• _Textauszug_:
Die Angst vor Afrikanistan
Die Rebellen wollen in Mali einen Gottesstaat errichten. Um dies zu verhindern, muss Frankreich alles daransetzen, zivile Opfer zu vermeiden.

Oumou Sall Seck weiss, wovon sie spricht. Die Bürgermeisterin von Goundam, einer Kleinstadt in der Nähe Timbuktus, musste Mitte April 2012 fliehen, als Tuareg-Separatisten und muslimische Extremisten ihre Stadt einnahmen. Sie errichteten ihr Scharia-Regime und liessen Goundam im Chaos versinken. «Ich bin ganz klar ihre Feindin», berichtete Oumou Sall Seck auf Radio France International. Sie war 2004 als erste Bürgermeisterin in Nordmali gewählt worden.
Oumou Sall Seck war erleichtert, als sie nun von den französischen Angriffen erfuhr. Kurz zuvor hatte sie in der «New York Times» gefordert: «Rettet Mali, bevor es zu spät ist.» Kein Verständnis zeigte sie für die Befürchtungen des UNO-Generalsekretärs, dass eine Militärintervention in einem humanitären Desaster enden könnte. «Wir haben das Desaster schon.»
Rebellion der Tuareg
Dessen Ursachen reichen allerdings weiter zurück. Seit Mali 1960 unabhängig wurde, haben die Tuareg immer wieder gegen die Zentralregierung im grünen Bamako rebelliert. Dabei hatten sie einen Verbündeten: Der libysche Diktator Muammar al-Ghadhafi gewährte den Rebellen auf den Kamelen immer wieder Zuflucht. Als sein Regime fiel, kehrten die Tuareg mit Geländewagen zurück, auf der Ladefläche ein schweres Maschinengewehr oder gar einen Raketenwerfer.
Wieder in Mali, verbündeten sie sich mit den «Verteidigern des Glaubens», den Ansar al-Din. Gemeinsam schmuggeln sie Waffen, Drogen und Zigaretten. Allein der Norden Malis wird von einer über 4400 Kilometer langen Grenze umfasst, die wegen ihrer schieren Länge unkontrollierbar ist, egal wie viele Drohnen und Satelliten man darüberfliegen lässt. Entsprechend lukrativ ist das Schmuggelgeschäft.

• _Gegebene Datensätze_:
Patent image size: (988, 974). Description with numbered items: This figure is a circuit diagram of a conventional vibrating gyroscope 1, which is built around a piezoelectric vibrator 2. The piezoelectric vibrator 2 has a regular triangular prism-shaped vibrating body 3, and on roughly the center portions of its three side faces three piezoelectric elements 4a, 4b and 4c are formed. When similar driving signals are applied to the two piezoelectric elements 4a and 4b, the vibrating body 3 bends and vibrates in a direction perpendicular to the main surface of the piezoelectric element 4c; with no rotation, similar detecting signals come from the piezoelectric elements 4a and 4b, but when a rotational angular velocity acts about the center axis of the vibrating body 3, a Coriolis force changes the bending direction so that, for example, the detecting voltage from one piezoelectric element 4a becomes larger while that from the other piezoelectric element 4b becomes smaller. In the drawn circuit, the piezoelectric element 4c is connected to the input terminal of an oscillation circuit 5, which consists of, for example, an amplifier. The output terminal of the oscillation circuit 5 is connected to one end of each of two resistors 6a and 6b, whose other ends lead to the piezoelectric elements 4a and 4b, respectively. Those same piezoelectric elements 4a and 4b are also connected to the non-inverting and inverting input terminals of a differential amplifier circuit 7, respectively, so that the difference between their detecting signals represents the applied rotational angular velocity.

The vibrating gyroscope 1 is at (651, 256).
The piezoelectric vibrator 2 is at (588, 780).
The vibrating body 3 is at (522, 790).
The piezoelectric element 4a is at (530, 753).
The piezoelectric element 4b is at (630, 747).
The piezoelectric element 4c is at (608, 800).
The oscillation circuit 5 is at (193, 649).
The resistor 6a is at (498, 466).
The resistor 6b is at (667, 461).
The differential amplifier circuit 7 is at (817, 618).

• _Aufgabe_:
Beantworte anhand des Textauszugs über Mali diese Fragen:
1. Wann musste die Bürgermeisterin von Goundam aus ihrer Stadt fliehen?
2. In welchem Jahr wurde Oumou Sall Seck als erste Bürgermeisterin in Nordmali gewählt?
3. Mit welcher Gruppe verbündeten sich die Tuareg, nachdem sie nach Mali zurückgekehrt waren?
Die Datensätze spielen für die Bearbeitung keine Rolle.

• _Lösung_:
1. Mitte April 2012
2. 2004
3. Mit den «Verteidigern des Glaubens», den Ansar al-Din